> Job: Extract each line containing the string "back".

> Record list:
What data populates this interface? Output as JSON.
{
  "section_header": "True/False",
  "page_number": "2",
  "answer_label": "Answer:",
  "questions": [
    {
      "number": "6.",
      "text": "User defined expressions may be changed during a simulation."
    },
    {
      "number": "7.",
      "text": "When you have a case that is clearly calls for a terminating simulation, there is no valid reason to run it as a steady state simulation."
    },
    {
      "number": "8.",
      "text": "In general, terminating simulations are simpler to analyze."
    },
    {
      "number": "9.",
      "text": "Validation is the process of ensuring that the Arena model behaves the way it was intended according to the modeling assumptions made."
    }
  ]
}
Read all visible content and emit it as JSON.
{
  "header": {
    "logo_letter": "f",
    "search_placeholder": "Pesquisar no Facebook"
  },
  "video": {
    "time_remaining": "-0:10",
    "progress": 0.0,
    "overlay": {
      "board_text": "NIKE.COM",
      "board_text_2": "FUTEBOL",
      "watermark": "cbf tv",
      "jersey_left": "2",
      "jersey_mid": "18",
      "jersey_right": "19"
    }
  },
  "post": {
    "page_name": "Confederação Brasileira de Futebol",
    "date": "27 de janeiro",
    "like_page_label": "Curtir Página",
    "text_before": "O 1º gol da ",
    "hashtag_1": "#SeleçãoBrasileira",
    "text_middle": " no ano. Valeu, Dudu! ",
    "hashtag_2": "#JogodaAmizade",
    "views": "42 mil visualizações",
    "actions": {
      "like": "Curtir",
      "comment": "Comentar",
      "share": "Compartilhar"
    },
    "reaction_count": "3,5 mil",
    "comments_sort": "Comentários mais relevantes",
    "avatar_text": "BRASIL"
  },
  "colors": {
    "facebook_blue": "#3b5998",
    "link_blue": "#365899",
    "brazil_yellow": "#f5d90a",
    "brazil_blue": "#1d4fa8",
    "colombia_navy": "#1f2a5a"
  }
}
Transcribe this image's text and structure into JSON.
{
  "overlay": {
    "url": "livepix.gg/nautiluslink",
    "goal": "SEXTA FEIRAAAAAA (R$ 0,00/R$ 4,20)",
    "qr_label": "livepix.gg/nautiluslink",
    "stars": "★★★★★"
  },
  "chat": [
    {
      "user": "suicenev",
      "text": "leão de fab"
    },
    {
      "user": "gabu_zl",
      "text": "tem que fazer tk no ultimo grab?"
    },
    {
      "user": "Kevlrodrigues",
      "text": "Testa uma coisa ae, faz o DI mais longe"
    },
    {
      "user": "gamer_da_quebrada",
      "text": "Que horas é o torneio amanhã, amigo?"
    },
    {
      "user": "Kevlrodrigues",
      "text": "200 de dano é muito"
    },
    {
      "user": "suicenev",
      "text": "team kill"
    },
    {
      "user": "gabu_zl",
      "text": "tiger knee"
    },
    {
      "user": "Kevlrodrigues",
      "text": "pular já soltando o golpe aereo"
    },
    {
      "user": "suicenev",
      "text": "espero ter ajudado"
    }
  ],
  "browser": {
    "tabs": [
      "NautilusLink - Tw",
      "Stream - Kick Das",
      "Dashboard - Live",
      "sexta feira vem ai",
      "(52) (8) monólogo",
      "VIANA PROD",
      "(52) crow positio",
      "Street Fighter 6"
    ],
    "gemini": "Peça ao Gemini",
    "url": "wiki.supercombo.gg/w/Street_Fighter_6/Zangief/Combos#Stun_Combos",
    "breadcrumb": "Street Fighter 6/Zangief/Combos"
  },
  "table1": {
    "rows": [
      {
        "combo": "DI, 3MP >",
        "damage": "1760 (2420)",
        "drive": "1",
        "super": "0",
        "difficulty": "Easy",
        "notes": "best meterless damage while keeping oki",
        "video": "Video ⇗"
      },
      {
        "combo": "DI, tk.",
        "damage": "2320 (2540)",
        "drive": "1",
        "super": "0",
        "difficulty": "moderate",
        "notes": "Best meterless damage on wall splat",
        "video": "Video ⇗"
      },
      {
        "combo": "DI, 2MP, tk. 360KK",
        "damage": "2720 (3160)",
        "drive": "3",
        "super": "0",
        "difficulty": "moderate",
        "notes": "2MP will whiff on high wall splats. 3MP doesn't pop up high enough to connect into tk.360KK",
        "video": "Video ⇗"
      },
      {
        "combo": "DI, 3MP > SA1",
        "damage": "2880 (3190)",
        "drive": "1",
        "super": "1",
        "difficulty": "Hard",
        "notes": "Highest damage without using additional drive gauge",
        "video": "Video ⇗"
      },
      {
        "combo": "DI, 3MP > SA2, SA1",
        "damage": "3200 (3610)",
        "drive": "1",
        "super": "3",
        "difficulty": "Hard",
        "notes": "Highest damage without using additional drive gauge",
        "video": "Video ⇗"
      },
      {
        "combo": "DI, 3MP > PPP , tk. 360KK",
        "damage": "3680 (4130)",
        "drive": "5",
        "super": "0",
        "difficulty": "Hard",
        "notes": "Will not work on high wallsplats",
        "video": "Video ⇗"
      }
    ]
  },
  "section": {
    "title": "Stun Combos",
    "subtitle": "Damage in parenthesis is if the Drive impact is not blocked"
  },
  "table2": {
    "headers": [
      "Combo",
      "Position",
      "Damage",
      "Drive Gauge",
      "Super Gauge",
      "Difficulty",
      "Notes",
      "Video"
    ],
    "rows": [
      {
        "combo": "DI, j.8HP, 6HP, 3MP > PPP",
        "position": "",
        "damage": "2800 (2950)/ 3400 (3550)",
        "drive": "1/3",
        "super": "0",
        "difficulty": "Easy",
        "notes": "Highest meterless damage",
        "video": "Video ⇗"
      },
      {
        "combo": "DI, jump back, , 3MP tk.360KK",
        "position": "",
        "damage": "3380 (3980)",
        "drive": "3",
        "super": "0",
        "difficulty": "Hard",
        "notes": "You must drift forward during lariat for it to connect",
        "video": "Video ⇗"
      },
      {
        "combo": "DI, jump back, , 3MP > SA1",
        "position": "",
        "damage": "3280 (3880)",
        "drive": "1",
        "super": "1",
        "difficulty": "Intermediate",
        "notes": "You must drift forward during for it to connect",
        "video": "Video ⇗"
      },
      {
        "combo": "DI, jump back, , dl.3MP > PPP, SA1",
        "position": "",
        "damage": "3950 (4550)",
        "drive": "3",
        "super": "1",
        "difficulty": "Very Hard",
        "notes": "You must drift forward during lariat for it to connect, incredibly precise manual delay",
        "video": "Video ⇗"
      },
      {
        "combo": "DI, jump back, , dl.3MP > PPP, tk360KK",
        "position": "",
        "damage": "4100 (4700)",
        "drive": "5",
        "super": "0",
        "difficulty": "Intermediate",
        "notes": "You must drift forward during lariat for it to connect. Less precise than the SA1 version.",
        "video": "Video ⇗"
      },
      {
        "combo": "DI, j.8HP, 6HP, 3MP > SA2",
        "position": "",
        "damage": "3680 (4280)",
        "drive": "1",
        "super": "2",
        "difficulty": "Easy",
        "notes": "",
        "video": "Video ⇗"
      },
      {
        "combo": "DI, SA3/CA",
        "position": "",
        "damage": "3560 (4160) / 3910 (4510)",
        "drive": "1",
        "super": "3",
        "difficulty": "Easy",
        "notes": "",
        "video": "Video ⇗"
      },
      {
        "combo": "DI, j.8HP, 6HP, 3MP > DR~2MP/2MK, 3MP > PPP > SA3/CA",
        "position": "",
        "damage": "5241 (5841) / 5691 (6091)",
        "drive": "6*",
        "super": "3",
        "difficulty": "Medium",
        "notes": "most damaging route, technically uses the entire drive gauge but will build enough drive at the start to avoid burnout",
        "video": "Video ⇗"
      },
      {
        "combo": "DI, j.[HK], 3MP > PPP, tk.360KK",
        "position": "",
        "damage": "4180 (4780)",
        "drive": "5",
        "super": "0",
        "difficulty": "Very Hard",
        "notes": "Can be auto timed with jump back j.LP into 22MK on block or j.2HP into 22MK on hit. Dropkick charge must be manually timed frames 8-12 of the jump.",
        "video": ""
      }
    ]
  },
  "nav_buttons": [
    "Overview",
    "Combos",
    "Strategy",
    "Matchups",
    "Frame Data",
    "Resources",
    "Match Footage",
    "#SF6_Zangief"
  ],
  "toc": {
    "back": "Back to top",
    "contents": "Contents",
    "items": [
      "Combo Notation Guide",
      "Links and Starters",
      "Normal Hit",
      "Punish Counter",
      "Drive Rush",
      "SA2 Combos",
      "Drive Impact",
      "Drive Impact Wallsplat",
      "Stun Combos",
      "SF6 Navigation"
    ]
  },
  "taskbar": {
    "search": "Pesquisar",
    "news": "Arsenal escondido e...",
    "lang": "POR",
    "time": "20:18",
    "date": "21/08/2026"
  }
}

> Solution:
        "combo": "DI, jump back, , 3MP tk.360KK",
        "combo": "DI, jump back, , 3MP > SA1",
        "combo": "DI, jump back, , dl.3MP > PPP, SA1",
        "combo": "DI, jump back, , dl.3MP > PPP, tk360KK",
        "notes": "Can be auto timed with jump back j.LP into 22MK on block or j.2HP into 22MK on hit. Dropkick charge must be manually timed frames 8-12 of the jump.",
    "back": "Back to top",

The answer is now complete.